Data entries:
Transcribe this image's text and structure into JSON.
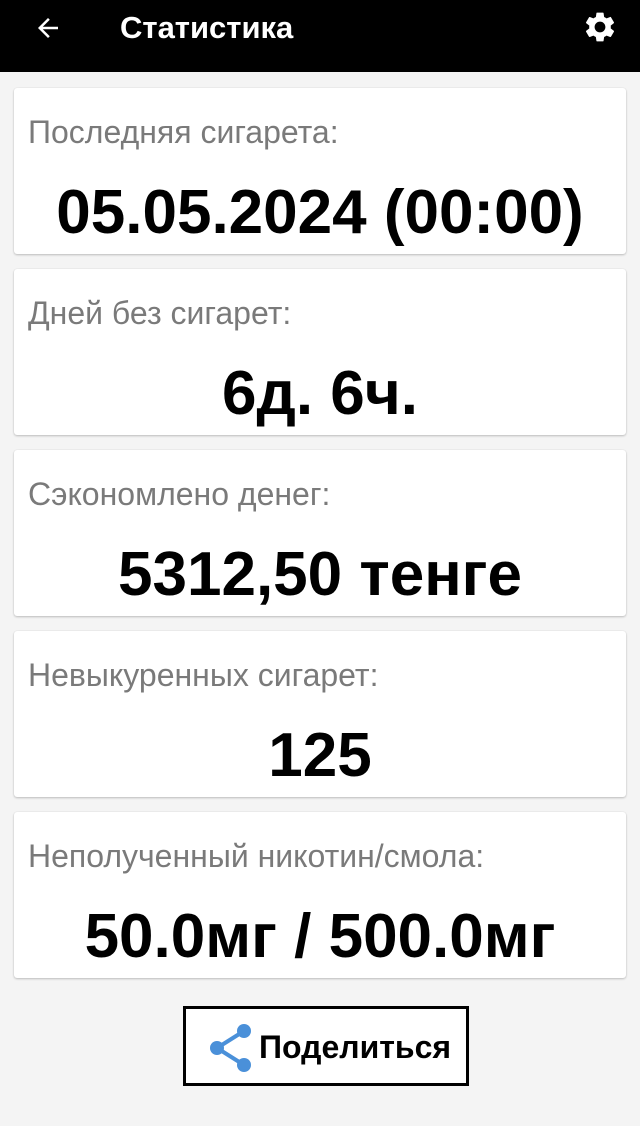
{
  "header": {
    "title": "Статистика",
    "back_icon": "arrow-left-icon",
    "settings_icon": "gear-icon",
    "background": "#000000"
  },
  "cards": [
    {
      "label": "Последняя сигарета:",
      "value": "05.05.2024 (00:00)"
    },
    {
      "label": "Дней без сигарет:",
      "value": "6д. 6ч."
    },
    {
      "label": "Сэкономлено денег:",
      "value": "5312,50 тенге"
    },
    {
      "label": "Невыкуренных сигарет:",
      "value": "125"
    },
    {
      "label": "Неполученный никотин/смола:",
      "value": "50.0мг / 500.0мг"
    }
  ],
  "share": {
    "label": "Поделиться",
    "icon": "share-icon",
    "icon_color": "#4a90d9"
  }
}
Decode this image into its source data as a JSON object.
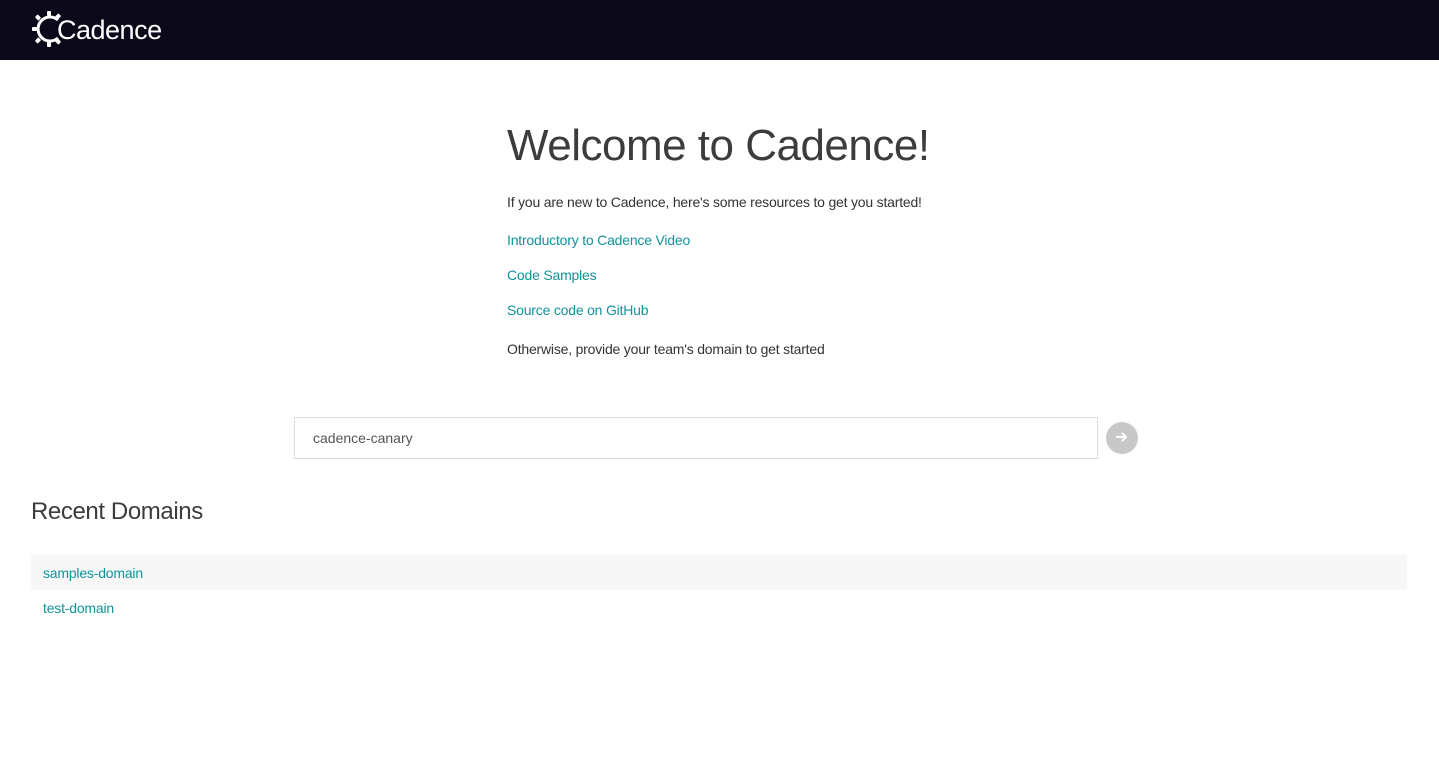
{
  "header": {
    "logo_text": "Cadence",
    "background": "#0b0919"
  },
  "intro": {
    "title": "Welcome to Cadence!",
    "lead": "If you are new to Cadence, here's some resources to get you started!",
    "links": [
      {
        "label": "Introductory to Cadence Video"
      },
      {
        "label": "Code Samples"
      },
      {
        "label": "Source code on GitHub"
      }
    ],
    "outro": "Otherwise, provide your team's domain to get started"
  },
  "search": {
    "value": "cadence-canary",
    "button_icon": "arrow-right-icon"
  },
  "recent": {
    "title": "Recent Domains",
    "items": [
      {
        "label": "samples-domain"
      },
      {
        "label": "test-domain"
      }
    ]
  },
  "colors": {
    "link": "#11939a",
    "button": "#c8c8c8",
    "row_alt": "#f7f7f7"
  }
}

### [Your instructions]
Return each line where "started" shows up.

### [Answer for the task]
    "lead": "If you are new to Cadence, here's some resources to get you started!",
    "outro": "Otherwise, provide your team's domain to get started"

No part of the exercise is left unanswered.